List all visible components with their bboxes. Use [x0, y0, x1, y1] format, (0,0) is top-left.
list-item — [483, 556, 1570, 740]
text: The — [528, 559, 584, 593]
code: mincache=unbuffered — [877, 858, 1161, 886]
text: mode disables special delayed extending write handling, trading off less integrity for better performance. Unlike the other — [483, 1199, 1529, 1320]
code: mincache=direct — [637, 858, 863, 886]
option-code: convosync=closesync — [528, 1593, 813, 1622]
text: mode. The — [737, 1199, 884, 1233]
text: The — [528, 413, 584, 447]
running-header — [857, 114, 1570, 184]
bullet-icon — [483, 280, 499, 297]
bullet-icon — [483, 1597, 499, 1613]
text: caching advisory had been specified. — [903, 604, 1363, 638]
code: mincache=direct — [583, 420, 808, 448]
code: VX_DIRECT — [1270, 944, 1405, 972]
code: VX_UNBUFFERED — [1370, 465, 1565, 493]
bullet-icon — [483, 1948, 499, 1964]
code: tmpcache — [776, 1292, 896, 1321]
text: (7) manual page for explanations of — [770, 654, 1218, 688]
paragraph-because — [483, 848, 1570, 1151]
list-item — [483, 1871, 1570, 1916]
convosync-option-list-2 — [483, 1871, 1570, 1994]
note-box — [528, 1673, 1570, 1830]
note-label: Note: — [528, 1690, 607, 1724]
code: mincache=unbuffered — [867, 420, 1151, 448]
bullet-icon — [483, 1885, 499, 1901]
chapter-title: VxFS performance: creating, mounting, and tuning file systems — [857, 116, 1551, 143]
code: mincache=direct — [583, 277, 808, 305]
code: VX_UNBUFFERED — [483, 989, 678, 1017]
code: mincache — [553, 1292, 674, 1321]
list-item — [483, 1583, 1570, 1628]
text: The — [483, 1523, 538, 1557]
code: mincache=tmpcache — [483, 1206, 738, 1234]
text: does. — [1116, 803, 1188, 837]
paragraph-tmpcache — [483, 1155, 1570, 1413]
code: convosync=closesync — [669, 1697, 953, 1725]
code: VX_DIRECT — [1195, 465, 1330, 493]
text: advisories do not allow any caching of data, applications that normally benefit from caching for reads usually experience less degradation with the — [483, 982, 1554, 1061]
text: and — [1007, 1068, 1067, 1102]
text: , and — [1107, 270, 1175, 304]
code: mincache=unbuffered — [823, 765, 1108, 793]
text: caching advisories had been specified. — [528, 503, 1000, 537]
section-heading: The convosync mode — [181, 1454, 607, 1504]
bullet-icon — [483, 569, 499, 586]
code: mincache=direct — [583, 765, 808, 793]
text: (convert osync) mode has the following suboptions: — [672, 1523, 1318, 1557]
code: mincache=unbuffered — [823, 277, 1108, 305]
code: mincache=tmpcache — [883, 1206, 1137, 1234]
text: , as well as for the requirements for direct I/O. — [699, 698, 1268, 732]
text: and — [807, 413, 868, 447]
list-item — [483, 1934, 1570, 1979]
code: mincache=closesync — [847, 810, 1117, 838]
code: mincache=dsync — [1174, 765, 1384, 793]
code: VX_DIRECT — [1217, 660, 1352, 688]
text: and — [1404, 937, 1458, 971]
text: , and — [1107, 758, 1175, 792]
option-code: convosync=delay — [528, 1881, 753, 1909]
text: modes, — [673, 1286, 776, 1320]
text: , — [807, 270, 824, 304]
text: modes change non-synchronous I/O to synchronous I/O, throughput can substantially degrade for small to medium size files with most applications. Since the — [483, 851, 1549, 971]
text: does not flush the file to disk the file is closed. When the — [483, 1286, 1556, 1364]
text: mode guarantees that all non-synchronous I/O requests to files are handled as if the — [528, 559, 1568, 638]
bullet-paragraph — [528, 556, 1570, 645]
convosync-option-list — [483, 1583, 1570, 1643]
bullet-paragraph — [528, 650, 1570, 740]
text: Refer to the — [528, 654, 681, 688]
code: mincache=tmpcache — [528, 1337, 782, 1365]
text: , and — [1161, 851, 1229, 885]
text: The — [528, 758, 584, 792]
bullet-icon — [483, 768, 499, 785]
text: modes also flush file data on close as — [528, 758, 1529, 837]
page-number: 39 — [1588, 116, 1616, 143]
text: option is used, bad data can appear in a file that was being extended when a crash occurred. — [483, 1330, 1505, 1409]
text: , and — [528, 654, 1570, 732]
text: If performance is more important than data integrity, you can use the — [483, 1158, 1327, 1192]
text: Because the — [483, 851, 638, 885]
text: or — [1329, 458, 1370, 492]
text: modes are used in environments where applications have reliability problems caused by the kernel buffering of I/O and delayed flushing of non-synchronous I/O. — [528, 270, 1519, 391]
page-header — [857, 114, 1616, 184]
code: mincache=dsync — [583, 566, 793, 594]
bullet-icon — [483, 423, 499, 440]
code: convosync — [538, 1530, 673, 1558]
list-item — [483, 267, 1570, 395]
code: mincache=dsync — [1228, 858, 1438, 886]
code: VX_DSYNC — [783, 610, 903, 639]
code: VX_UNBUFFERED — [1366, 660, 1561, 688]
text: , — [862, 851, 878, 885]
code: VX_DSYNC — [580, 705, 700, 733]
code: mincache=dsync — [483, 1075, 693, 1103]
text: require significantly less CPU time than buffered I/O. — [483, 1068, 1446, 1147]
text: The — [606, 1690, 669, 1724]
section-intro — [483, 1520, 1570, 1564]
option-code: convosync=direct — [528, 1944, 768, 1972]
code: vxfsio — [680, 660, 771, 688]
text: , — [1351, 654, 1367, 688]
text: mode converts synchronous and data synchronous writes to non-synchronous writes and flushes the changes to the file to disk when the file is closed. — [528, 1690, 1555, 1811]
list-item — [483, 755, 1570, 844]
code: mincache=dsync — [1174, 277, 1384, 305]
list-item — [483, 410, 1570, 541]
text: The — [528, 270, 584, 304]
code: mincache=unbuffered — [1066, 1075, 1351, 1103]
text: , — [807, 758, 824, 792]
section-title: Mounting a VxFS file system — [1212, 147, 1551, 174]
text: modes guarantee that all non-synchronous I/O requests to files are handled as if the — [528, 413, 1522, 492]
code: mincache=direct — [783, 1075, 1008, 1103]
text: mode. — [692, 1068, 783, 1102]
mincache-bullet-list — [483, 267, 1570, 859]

* * * * * * *

» TASK TO CARRY OUT: Can you quote all of the data above word for word, keeping every line unchanged?

» FINAL ANSWER:
List all visible components with their bboxes. Use [x0, y0, x1, y1] format, (0,0) is top-left.
list-item — [483, 556, 1570, 740]
text: The — [528, 559, 584, 593]
code: mincache=unbuffered — [877, 858, 1161, 886]
text: mode disables special delayed extending write handling, trading off less integrity for better performance. Unlike the other — [483, 1199, 1529, 1320]
code: mincache=direct — [637, 858, 863, 886]
option-code: convosync=closesync — [528, 1593, 813, 1622]
text: mode. The — [737, 1199, 884, 1233]
text: The — [528, 413, 584, 447]
running-header — [857, 114, 1570, 184]
bullet-icon — [483, 280, 499, 297]
bullet-icon — [483, 1597, 499, 1613]
text: caching advisory had been specified. — [903, 604, 1363, 638]
code: mincache=direct — [583, 420, 808, 448]
code: VX_DIRECT — [1270, 944, 1405, 972]
code: VX_UNBUFFERED — [1370, 465, 1565, 493]
bullet-icon — [483, 1948, 499, 1964]
code: tmpcache — [776, 1292, 896, 1321]
text: (7) manual page for explanations of — [770, 654, 1218, 688]
paragraph-because — [483, 848, 1570, 1151]
list-item — [483, 1871, 1570, 1916]
convosync-option-list-2 — [483, 1871, 1570, 1994]
note-box — [528, 1673, 1570, 1830]
note-label: Note: — [528, 1690, 607, 1724]
code: mincache=unbuffered — [867, 420, 1151, 448]
bullet-icon — [483, 1885, 499, 1901]
chapter-title: VxFS performance: creating, mounting, and tuning file systems — [857, 116, 1551, 143]
code: mincache=direct — [583, 277, 808, 305]
code: VX_UNBUFFERED — [483, 989, 678, 1017]
code: mincache — [553, 1292, 674, 1321]
list-item — [483, 1583, 1570, 1628]
text: The — [483, 1523, 538, 1557]
code: mincache=tmpcache — [483, 1206, 738, 1234]
text: does. — [1116, 803, 1188, 837]
paragraph-tmpcache — [483, 1155, 1570, 1413]
code: convosync=closesync — [669, 1697, 953, 1725]
code: VX_DIRECT — [1195, 465, 1330, 493]
text: advisories do not allow any caching of data, applications that normally benefit from caching for reads usually experience less degradation with the — [483, 982, 1554, 1061]
text: and — [1007, 1068, 1067, 1102]
text: , and — [1107, 270, 1175, 304]
code: mincache=unbuffered — [823, 765, 1108, 793]
text: caching advisories had been specified. — [528, 503, 1000, 537]
section-heading: The convosync mode — [181, 1454, 607, 1504]
bullet-icon — [483, 569, 499, 586]
code: mincache=direct — [583, 765, 808, 793]
text: (convert osync) mode has the following suboptions: — [672, 1523, 1318, 1557]
code: mincache=unbuffered — [823, 277, 1108, 305]
code: mincache=tmpcache — [883, 1206, 1137, 1234]
text: , as well as for the requirements for direct I/O. — [699, 698, 1268, 732]
text: and — [807, 413, 868, 447]
list-item — [483, 1934, 1570, 1979]
code: mincache=closesync — [847, 810, 1117, 838]
code: mincache=dsync — [1174, 765, 1384, 793]
code: VX_DIRECT — [1217, 660, 1352, 688]
text: and — [1404, 937, 1458, 971]
text: , and — [1107, 758, 1175, 792]
option-code: convosync=delay — [528, 1881, 753, 1909]
text: modes, — [673, 1286, 776, 1320]
text: , — [807, 270, 824, 304]
text: modes change non-synchronous I/O to synchronous I/O, throughput can substantially degrade for small to medium size files with most applications. Since the — [483, 851, 1549, 971]
text: does not flush the file to disk the file is closed. When the — [483, 1286, 1556, 1364]
text: mode guarantees that all non-synchronous I/O requests to files are handled as if the — [528, 559, 1568, 638]
bullet-paragraph — [528, 556, 1570, 645]
convosync-option-list — [483, 1583, 1570, 1643]
bullet-paragraph — [528, 650, 1570, 740]
text: Refer to the — [528, 654, 681, 688]
code: mincache=tmpcache — [528, 1337, 782, 1365]
text: , and — [1161, 851, 1229, 885]
text: The — [528, 758, 584, 792]
bullet-icon — [483, 768, 499, 785]
text: modes also flush file data on close as — [528, 758, 1529, 837]
page-number: 39 — [1588, 116, 1616, 143]
text: option is used, bad data can appear in a file that was being extended when a crash occurred. — [483, 1330, 1505, 1409]
text: , and — [528, 654, 1570, 732]
text: If performance is more important than data integrity, you can use the — [483, 1158, 1327, 1192]
text: Because the — [483, 851, 638, 885]
text: or — [1329, 458, 1370, 492]
text: modes are used in environments where applications have reliability problems caused by the kernel buffering of I/O and delayed flushing of non-synchronous I/O. — [528, 270, 1519, 391]
page-header — [857, 114, 1616, 184]
code: mincache=dsync — [583, 566, 793, 594]
bullet-icon — [483, 423, 499, 440]
code: convosync — [538, 1530, 673, 1558]
list-item — [483, 267, 1570, 395]
code: mincache=dsync — [1228, 858, 1438, 886]
code: VX_DSYNC — [783, 610, 903, 639]
code: VX_UNBUFFERED — [1366, 660, 1561, 688]
text: , — [862, 851, 878, 885]
code: VX_DSYNC — [580, 705, 700, 733]
code: mincache=dsync — [483, 1075, 693, 1103]
text: require significantly less CPU time than buffered I/O. — [483, 1068, 1446, 1147]
text: The — [606, 1690, 669, 1724]
section-intro — [483, 1520, 1570, 1564]
option-code: convosync=direct — [528, 1944, 768, 1972]
code: vxfsio — [680, 660, 771, 688]
text: , — [1351, 654, 1367, 688]
text: mode converts synchronous and data synchronous writes to non-synchronous writes and flushes the changes to the file to disk when the file is closed. — [528, 1690, 1555, 1811]
list-item — [483, 755, 1570, 844]
code: mincache=dsync — [1174, 277, 1384, 305]
list-item — [483, 410, 1570, 541]
text: The — [528, 270, 584, 304]
code: mincache=unbuffered — [1066, 1075, 1351, 1103]
text: , — [807, 758, 824, 792]
section-title: Mounting a VxFS file system — [1212, 147, 1551, 174]
text: modes guarantee that all non-synchronous I/O requests to files are handled as if the — [528, 413, 1522, 492]
code: mincache=direct — [783, 1075, 1008, 1103]
text: mode. — [692, 1068, 783, 1102]
mincache-bullet-list — [483, 267, 1570, 859]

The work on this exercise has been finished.